Work request 1 => In the comment thread on cursing and ladylike language, what does Seraphim say is not listed as a sin in the Catechism?
Work request 2 => Quote everything in the comment thread on cursing and ladylike language from "It's not even" down to "my state in life is different.".
Work request 3 => Extend the comment thread on cursing and ladylike language from the point where it stops.

Girls are more likely to follow a pledge not to curse- it's a girly kind of thing. (Part of why the "purity card" thing is aimed at girls.)

Seraphim said...

It's not even necessarily "better" behavior. It's just more ladylike. It's actually ok for boys and girls to be expected to behave differently.

There is nothing immoral, unethical, sinful, or even necessarily crude about colorful language being used in a socially acceptable context - by guys in a bar, or by coal-miners or other blue-collar laborers. It looks much cruder and less acceptable when done by ladies, or by family men and fathers, because their state in life is different. I used all sorts of colorful language when a bachelor in college. Now that I am getting married, I use more family-friendly language - doesn't mean I am somehow more perfect or better behaved, just that my state in life is different.

You won't find vulgarity listed as a sin in the Catechism.

ProudHillbilly said...

As a mumble-mumble-year-old tomboy, I still found it interesting that feminism seemed to demand that women adopt the same behaviors that they condemned in men.

Unknown said...

As a mother of sons and a woman who works in a residential facility for teenage male juvenile offenders, I can attest that a refined lady has a civilizing influence on a male. A woman who is just as crude will not inspire boys to be gentlemen.

Lisa Graas said...

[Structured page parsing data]
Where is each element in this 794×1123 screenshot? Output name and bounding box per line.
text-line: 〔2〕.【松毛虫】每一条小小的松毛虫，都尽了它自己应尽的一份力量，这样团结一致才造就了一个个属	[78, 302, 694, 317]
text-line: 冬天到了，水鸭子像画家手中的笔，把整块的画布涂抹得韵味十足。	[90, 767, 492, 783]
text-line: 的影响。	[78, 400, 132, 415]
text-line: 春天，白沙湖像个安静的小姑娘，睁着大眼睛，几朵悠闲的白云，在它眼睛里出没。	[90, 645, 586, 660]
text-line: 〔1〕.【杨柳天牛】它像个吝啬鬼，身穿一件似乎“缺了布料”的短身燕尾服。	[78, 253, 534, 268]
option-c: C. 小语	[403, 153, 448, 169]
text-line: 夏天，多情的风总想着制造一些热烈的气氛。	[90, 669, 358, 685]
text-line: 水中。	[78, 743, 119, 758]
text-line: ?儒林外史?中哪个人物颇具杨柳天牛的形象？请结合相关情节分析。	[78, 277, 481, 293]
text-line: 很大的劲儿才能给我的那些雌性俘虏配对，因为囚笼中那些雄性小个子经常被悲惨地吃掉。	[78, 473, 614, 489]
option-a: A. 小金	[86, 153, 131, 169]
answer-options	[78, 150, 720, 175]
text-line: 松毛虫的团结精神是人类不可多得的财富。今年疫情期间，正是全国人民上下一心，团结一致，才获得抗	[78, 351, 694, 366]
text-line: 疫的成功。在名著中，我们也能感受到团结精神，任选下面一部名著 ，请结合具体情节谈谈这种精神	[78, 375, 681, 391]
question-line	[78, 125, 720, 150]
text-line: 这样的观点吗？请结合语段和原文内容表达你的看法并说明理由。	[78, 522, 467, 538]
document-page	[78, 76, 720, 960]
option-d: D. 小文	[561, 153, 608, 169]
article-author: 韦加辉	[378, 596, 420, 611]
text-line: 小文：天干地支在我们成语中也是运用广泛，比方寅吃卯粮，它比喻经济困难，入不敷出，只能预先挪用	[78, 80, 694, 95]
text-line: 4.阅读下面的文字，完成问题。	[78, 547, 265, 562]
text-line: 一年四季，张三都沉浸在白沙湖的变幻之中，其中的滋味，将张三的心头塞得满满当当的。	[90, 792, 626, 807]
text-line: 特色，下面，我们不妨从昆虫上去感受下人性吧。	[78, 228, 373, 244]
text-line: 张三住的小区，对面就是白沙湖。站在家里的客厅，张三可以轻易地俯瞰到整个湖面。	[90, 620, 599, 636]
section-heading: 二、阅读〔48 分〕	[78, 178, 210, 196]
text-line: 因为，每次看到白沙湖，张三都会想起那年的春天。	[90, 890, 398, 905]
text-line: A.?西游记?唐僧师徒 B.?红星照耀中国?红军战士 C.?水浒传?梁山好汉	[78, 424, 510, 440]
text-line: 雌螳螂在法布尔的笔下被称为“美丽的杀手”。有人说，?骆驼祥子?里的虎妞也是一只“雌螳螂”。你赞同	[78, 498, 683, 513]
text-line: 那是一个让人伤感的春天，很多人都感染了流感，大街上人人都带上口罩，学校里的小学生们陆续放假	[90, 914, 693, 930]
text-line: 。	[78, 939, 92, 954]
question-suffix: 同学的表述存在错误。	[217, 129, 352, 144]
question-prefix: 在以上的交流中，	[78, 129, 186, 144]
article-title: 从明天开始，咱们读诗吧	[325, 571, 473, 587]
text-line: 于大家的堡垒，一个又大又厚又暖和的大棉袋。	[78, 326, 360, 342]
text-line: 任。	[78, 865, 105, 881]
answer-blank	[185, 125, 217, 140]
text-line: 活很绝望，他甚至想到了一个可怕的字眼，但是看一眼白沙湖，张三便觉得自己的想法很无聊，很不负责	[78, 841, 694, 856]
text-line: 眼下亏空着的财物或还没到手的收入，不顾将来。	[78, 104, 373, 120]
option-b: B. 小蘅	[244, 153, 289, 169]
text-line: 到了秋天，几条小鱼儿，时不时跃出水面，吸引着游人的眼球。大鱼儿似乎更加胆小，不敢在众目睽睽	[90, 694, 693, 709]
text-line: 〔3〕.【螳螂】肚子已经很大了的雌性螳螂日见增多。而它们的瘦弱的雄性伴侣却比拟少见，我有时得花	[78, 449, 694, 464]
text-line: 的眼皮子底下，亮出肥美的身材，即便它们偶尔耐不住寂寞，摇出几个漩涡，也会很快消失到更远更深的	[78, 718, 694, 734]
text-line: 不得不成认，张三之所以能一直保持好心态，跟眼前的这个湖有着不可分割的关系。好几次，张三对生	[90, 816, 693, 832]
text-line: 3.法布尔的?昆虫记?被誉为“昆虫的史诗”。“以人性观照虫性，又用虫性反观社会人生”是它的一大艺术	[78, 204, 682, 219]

Exercise output 1 => Vulgarity.

Exercise output 2 =>
It's not even necessarily "better" behavior. It's just more ladylike. It's actually ok for boys and girls to be expected to behave differently.

There is nothing immoral, unethical, sinful, or even necessarily crude about colorful language being used in a socially acceptable context - by guys in a bar, or by coal-miners or other blue-collar laborers. It looks much cruder and less acceptable when done by ladies, or by family men and fathers, because their state in life is different. I used all sorts of colorful language when a bachelor in college. Now that I am getting married, I use more family-friendly language - doesn't mean I am somehow more perfect or better behaved, just that my state in life is different.

Exercise output 3 =>
Like ProudHillbilly, I was always a tomboy. (I'm a hillbilly, too, here in central Kentucky.) When I returned for my 10-year class reunion, there were people who were SURPRISED that I had married and had children. That was a bit disconcerting because I was always attracted to the opposite sex, though I was a tomboy. That doesn't mean I cursed. My parents wouldn't allow that. Still, just because a girls is not all that feminine on the outside doesn't mean she isn't feminine on the inside. I was athletic (volleyball, basketball, softball) and my husband was attracted to that in me because we could play co-ed sports together. He saw in me what others didn't see........that I was all woman even though I was a tomboy.

Connie Rossini said...

I agree girls should be lady-like. But I adamantly disagree that girls should be expected to exhibit better behavior than boys. We have 4 boys (no girls). We expect their talk to be clean and wholesome, their behavior to be modest. I don't think you'd find Jesus cursing or joking about body functions. He was a boy. @Seraphim, St. Paul said only wholesome talk should come out of one's mouth. Jesus condemned swearing.